Available data:
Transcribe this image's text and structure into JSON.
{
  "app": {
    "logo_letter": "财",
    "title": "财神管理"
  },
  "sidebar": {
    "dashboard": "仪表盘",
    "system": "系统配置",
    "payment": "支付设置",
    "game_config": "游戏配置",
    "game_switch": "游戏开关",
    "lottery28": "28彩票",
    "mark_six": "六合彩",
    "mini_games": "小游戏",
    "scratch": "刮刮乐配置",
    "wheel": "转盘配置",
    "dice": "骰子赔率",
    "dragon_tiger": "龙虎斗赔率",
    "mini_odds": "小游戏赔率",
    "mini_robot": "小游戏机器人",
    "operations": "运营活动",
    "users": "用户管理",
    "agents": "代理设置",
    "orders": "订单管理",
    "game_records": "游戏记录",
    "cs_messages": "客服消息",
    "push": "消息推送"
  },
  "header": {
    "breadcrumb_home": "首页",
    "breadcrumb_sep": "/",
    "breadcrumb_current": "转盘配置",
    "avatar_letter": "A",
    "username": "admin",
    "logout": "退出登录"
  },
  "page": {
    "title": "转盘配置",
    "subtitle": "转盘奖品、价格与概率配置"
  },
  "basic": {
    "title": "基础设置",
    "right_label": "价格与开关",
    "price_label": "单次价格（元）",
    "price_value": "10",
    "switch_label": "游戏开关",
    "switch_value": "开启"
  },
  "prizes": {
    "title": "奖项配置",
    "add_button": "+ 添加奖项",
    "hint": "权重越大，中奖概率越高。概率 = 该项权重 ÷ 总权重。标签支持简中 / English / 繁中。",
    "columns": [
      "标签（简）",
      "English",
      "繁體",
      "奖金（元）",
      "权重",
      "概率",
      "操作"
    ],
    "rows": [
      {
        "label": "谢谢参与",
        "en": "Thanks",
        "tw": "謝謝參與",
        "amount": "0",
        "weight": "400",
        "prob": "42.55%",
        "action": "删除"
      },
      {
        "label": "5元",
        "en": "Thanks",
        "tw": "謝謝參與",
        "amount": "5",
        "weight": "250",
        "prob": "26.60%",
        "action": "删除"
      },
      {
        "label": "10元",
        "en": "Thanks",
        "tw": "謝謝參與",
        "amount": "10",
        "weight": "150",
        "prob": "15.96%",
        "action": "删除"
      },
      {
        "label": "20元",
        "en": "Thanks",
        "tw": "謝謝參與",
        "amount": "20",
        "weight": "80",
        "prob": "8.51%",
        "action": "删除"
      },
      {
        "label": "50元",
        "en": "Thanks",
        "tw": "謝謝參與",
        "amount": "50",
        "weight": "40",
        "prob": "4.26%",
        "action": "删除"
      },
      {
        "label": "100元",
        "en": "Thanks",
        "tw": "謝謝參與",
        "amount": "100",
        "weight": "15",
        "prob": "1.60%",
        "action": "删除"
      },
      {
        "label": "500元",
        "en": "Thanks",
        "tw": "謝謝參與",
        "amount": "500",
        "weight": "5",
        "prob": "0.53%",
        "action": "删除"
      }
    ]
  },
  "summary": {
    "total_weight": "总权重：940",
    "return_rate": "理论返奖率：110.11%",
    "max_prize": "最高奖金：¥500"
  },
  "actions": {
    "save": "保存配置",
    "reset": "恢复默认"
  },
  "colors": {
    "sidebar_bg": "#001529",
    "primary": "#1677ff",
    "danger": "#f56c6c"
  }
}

Set exercise: The full set of records should be duplicated exactly.

Answer to this problem:
Transcribe this image's text and structure into JSON.
{
  "app": {
    "logo_letter": "财",
    "title": "财神管理"
  },
  "sidebar": {
    "dashboard": "仪表盘",
    "system": "系统配置",
    "payment": "支付设置",
    "game_config": "游戏配置",
    "game_switch": "游戏开关",
    "lottery28": "28彩票",
    "mark_six": "六合彩",
    "mini_games": "小游戏",
    "scratch": "刮刮乐配置",
    "wheel": "转盘配置",
    "dice": "骰子赔率",
    "dragon_tiger": "龙虎斗赔率",
    "mini_odds": "小游戏赔率",
    "mini_robot": "小游戏机器人",
    "operations": "运营活动",
    "users": "用户管理",
    "agents": "代理设置",
    "orders": "订单管理",
    "game_records": "游戏记录",
    "cs_messages": "客服消息",
    "push": "消息推送"
  },
  "header": {
    "breadcrumb_home": "首页",
    "breadcrumb_sep": "/",
    "breadcrumb_current": "转盘配置",
    "avatar_letter": "A",
    "username": "admin",
    "logout": "退出登录"
  },
  "page": {
    "title": "转盘配置",
    "subtitle": "转盘奖品、价格与概率配置"
  },
  "basic": {
    "title": "基础设置",
    "right_label": "价格与开关",
    "price_label": "单次价格（元）",
    "price_value": "10",
    "switch_label": "游戏开关",
    "switch_value": "开启"
  },
  "prizes": {
    "title": "奖项配置",
    "add_button": "+ 添加奖项",
    "hint": "权重越大，中奖概率越高。概率 = 该项权重 ÷ 总权重。标签支持简中 / English / 繁中。",
    "columns": [
      "标签（简）",
      "English",
      "繁體",
      "奖金（元）",
      "权重",
      "概率",
      "操作"
    ],
    "rows": [
      {
        "label": "谢谢参与",
        "en": "Thanks",
        "tw": "謝謝參與",
        "amount": "0",
        "weight": "400",
        "prob": "42.55%",
        "action": "删除"
      },
      {
        "label": "5元",
        "en": "Thanks",
        "tw": "謝謝參與",
        "amount": "5",
        "weight": "250",
        "prob": "26.60%",
        "action": "删除"
      },
      {
        "label": "10元",
        "en": "Thanks",
        "tw": "謝謝參與",
        "amount": "10",
        "weight": "150",
        "prob": "15.96%",
        "action": "删除"
      },
      {
        "label": "20元",
        "en": "Thanks",
        "tw": "謝謝參與",
        "amount": "20",
        "weight": "80",
        "prob": "8.51%",
        "action": "删除"
      },
      {
        "label": "50元",
        "en": "Thanks",
        "tw": "謝謝參與",
        "amount": "50",
        "weight": "40",
        "prob": "4.26%",
        "action": "删除"
      },
      {
        "label": "100元",
        "en": "Thanks",
        "tw": "謝謝參與",
        "amount": "100",
        "weight": "15",
        "prob": "1.60%",
        "action": "删除"
      },
      {
        "label": "500元",
        "en": "Thanks",
        "tw": "謝謝參與",
        "amount": "500",
        "weight": "5",
        "prob": "0.53%",
        "action": "删除"
      }
    ]
  },
  "summary": {
    "total_weight": "总权重：940",
    "return_rate": "理论返奖率：110.11%",
    "max_prize": "最高奖金：¥500"
  },
  "actions": {
    "save": "保存配置",
    "reset": "恢复默认"
  },
  "colors": {
    "sidebar_bg": "#001529",
    "primary": "#1677ff",
    "danger": "#f56c6c"
  }
}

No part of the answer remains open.